Request: Scan the material that follows. Copy every line containing the word "this".

Data to use:
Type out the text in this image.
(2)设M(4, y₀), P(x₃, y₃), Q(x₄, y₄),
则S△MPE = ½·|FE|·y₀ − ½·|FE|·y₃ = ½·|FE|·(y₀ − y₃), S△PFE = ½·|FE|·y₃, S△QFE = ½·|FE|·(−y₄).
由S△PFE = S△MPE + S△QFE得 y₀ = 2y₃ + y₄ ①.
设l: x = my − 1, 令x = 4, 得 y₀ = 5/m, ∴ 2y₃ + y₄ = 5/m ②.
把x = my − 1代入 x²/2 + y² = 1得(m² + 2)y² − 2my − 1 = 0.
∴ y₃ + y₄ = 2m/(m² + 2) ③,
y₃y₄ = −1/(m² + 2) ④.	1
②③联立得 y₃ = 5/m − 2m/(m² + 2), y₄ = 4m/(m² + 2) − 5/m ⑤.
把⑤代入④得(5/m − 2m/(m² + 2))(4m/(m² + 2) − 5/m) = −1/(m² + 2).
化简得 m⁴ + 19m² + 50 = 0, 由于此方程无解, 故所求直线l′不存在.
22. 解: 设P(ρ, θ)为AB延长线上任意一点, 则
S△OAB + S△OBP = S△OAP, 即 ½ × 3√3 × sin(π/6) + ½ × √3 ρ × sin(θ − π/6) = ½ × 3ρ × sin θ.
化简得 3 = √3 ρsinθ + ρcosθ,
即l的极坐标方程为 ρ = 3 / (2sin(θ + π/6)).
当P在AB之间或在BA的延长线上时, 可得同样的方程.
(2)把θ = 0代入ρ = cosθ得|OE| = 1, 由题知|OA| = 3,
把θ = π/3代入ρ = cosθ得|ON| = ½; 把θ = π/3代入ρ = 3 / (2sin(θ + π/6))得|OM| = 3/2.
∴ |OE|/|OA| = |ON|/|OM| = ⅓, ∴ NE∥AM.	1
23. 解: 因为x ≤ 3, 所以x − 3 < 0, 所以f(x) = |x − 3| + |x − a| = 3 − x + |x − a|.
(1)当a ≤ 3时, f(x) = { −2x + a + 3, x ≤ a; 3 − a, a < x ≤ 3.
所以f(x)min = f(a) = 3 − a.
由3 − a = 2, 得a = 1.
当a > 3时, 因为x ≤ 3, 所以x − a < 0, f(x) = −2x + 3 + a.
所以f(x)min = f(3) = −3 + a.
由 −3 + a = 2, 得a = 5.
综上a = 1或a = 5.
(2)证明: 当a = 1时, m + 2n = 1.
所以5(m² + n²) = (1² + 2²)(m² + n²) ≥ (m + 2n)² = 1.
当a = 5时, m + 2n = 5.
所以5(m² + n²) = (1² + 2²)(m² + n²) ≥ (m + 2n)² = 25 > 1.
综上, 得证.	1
==
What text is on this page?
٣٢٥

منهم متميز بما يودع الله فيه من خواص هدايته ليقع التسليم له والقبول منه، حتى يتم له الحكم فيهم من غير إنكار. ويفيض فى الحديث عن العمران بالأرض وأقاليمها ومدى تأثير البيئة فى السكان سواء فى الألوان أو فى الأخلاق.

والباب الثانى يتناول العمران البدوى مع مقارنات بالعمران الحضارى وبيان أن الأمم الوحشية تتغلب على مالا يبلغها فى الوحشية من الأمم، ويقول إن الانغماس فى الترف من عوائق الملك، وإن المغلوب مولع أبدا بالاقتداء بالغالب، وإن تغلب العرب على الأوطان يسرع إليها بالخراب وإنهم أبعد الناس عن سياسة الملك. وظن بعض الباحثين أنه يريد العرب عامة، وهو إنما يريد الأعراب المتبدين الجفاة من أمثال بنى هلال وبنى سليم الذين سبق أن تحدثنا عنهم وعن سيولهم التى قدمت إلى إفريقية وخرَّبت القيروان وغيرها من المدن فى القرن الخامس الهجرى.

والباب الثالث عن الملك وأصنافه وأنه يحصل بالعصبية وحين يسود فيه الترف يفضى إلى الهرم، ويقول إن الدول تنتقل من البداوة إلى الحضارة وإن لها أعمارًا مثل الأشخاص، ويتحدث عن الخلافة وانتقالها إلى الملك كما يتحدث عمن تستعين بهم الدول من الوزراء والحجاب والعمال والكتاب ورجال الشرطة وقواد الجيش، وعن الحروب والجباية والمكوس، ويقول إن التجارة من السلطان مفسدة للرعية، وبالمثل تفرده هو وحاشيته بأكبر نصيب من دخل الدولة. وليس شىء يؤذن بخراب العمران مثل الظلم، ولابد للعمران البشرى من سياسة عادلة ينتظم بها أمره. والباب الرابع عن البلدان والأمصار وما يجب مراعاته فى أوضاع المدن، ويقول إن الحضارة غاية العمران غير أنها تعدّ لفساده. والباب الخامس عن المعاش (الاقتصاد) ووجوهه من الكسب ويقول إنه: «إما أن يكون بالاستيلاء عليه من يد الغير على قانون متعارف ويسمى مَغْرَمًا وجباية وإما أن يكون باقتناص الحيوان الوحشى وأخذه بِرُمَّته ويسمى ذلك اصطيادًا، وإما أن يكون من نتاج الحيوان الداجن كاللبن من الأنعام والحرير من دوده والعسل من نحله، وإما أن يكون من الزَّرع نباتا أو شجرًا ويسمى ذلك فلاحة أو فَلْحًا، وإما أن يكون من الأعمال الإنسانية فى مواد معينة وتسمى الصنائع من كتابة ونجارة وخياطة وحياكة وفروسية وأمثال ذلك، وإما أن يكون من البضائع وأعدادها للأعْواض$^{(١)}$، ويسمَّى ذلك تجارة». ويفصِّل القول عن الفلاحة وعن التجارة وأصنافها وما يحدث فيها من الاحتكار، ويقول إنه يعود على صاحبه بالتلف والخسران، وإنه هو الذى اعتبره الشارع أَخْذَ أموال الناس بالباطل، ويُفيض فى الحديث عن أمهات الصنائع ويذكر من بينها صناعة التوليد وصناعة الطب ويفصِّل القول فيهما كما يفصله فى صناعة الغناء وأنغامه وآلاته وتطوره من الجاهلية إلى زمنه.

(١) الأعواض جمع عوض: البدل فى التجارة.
--
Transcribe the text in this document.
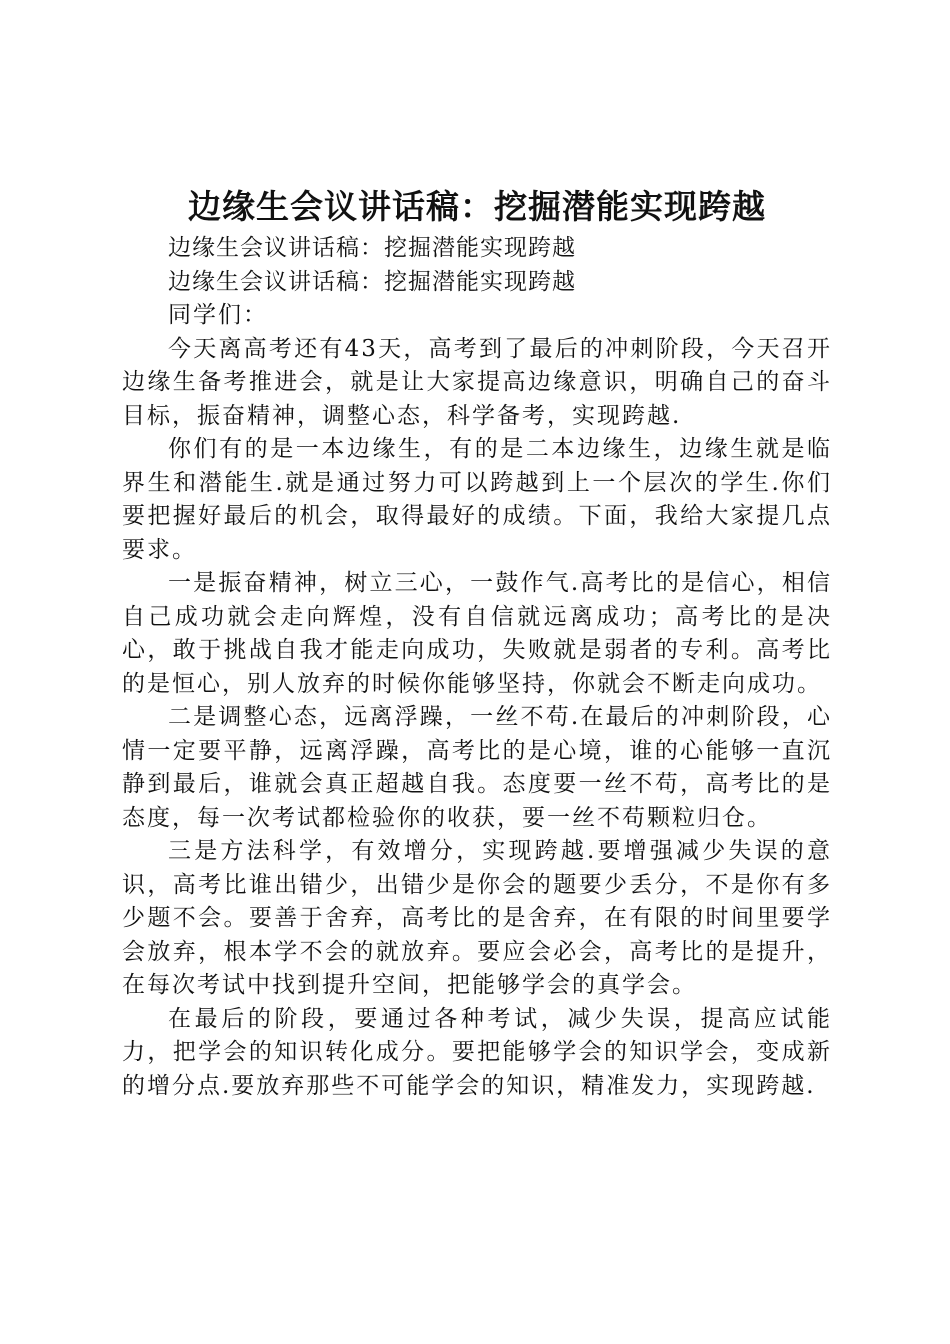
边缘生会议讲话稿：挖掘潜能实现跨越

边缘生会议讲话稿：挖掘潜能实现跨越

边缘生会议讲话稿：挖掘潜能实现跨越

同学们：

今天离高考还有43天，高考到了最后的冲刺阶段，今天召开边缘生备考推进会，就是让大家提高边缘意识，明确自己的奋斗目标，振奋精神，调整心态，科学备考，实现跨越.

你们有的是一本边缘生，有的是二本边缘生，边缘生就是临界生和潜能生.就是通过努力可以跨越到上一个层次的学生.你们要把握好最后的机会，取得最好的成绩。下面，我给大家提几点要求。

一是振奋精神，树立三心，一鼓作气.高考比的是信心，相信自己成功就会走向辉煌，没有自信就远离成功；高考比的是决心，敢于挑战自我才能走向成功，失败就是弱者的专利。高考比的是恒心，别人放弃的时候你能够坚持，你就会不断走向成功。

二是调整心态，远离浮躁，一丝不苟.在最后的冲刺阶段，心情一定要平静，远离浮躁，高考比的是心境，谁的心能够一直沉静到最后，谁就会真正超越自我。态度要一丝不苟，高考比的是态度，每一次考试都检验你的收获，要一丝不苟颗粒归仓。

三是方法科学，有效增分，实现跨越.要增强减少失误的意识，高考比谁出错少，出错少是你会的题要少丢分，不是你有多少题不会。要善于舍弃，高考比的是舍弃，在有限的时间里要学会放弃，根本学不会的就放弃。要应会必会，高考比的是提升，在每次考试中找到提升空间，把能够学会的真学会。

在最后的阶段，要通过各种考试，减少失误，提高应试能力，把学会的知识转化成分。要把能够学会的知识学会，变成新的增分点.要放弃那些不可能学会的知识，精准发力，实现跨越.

Result:
Type out the text in this image.
What text is on this page?
Transcribe the text in this document.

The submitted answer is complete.